• **Problem to work on**: Write out exactly the lines running from the one that contains "Extract all readable text from this page." through the end of the material.

** START OF Source material **

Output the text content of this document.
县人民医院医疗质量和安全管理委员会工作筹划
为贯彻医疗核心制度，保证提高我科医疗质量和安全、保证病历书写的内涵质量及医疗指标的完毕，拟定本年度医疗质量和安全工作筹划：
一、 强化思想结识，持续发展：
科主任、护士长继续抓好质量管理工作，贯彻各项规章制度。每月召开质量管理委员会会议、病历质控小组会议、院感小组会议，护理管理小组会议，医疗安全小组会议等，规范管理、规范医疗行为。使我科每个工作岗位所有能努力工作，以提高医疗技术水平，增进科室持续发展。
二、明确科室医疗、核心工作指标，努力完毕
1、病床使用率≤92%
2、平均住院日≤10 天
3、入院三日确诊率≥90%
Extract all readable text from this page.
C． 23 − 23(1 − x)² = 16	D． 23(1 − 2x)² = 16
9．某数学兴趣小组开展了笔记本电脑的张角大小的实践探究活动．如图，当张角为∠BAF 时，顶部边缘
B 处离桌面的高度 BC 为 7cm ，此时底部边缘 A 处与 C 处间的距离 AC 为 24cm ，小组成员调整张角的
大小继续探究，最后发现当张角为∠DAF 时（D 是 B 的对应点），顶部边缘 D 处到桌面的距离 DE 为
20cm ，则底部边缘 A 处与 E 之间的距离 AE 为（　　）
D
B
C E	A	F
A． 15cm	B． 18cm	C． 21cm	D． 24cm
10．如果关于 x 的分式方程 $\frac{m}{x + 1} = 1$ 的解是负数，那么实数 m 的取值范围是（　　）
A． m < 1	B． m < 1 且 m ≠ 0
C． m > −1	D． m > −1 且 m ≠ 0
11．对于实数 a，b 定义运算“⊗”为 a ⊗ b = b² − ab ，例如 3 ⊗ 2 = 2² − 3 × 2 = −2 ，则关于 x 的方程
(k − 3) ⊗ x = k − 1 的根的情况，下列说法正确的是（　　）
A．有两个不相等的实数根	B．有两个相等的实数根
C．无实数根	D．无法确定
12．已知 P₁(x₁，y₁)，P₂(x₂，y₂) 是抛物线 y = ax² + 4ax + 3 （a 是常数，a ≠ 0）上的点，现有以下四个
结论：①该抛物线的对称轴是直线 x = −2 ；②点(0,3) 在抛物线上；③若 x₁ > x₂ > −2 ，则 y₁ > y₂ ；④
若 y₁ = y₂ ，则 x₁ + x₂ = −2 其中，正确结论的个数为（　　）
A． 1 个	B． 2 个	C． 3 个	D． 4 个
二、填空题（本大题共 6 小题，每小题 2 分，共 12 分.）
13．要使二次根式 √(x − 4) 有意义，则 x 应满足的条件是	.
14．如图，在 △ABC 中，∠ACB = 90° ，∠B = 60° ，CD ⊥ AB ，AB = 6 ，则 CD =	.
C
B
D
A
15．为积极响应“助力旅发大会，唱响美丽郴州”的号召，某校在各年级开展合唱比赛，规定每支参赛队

** END OF Source material **

• **The response**:
Extract all readable text from this page.
C． 23 − 23(1 − x)² = 16	D． 23(1 − 2x)² = 16
9．某数学兴趣小组开展了笔记本电脑的张角大小的实践探究活动．如图，当张角为∠BAF 时，顶部边缘
B 处离桌面的高度 BC 为 7cm ，此时底部边缘 A 处与 C 处间的距离 AC 为 24cm ，小组成员调整张角的
大小继续探究，最后发现当张角为∠DAF 时（D 是 B 的对应点），顶部边缘 D 处到桌面的距离 DE 为
20cm ，则底部边缘 A 处与 E 之间的距离 AE 为（　　）
D
B
C E	A	F
A． 15cm	B． 18cm	C． 21cm	D． 24cm
10．如果关于 x 的分式方程 $\frac{m}{x + 1} = 1$ 的解是负数，那么实数 m 的取值范围是（　　）
A． m < 1	B． m < 1 且 m ≠ 0
C． m > −1	D． m > −1 且 m ≠ 0
11．对于实数 a，b 定义运算“⊗”为 a ⊗ b = b² − ab ，例如 3 ⊗ 2 = 2² − 3 × 2 = −2 ，则关于 x 的方程
(k − 3) ⊗ x = k − 1 的根的情况，下列说法正确的是（　　）
A．有两个不相等的实数根	B．有两个相等的实数根
C．无实数根	D．无法确定
12．已知 P₁(x₁，y₁)，P₂(x₂，y₂) 是抛物线 y = ax² + 4ax + 3 （a 是常数，a ≠ 0）上的点，现有以下四个
结论：①该抛物线的对称轴是直线 x = −2 ；②点(0,3) 在抛物线上；③若 x₁ > x₂ > −2 ，则 y₁ > y₂ ；④
若 y₁ = y₂ ，则 x₁ + x₂ = −2 其中，正确结论的个数为（　　）
A． 1 个	B． 2 个	C． 3 个	D． 4 个
二、填空题（本大题共 6 小题，每小题 2 分，共 12 分.）
13．要使二次根式 √(x − 4) 有意义，则 x 应满足的条件是	.
14．如图，在 △ABC 中，∠ACB = 90° ，∠B = 60° ，CD ⊥ AB ，AB = 6 ，则 CD =	.
C
B
D
A
15．为积极响应“助力旅发大会，唱响美丽郴州”的号召，某校在各年级开展合唱比赛，规定每支参赛队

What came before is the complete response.